- **REQUEST**
Gather all lines containing the string "blurred" and copy them out.

=== DATA EXCERPTS ===

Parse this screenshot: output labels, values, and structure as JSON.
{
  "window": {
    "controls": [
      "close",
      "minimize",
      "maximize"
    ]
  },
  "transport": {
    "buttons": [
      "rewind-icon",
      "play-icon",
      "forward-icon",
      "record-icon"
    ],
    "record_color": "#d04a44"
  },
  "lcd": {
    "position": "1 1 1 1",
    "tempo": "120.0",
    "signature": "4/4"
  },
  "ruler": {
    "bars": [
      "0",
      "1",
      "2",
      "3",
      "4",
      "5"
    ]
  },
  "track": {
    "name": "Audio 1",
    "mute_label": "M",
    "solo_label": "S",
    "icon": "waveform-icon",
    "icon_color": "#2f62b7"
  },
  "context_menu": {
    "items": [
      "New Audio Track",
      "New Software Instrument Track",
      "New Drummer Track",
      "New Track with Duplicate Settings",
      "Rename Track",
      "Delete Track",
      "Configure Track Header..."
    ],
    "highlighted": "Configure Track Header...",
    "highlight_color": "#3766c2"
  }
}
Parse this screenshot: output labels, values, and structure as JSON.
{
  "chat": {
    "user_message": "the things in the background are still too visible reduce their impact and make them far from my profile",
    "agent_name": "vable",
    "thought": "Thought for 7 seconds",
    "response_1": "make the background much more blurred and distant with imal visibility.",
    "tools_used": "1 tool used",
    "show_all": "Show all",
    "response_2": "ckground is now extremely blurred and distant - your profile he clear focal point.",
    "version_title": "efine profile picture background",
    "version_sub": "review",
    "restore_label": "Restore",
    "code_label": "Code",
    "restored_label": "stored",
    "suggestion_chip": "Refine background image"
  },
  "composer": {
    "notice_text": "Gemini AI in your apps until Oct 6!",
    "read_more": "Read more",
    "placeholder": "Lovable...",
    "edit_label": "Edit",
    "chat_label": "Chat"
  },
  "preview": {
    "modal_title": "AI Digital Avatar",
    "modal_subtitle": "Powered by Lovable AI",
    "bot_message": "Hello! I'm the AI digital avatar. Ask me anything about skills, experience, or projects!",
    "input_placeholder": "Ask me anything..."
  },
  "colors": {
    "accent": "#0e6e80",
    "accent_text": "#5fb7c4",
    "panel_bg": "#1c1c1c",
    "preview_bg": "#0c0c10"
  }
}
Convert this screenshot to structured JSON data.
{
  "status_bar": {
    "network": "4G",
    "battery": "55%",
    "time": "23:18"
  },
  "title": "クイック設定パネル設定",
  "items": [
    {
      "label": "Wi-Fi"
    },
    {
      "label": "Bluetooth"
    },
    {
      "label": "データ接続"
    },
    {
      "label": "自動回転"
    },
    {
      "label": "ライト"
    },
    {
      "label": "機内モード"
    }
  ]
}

===

- **EXERCISE RESPONSE**
    "response_1": "make the background much more blurred and distant with imal visibility.",
    "response_2": "ckground is now extremely blurred and distant - your profile he clear focal point.",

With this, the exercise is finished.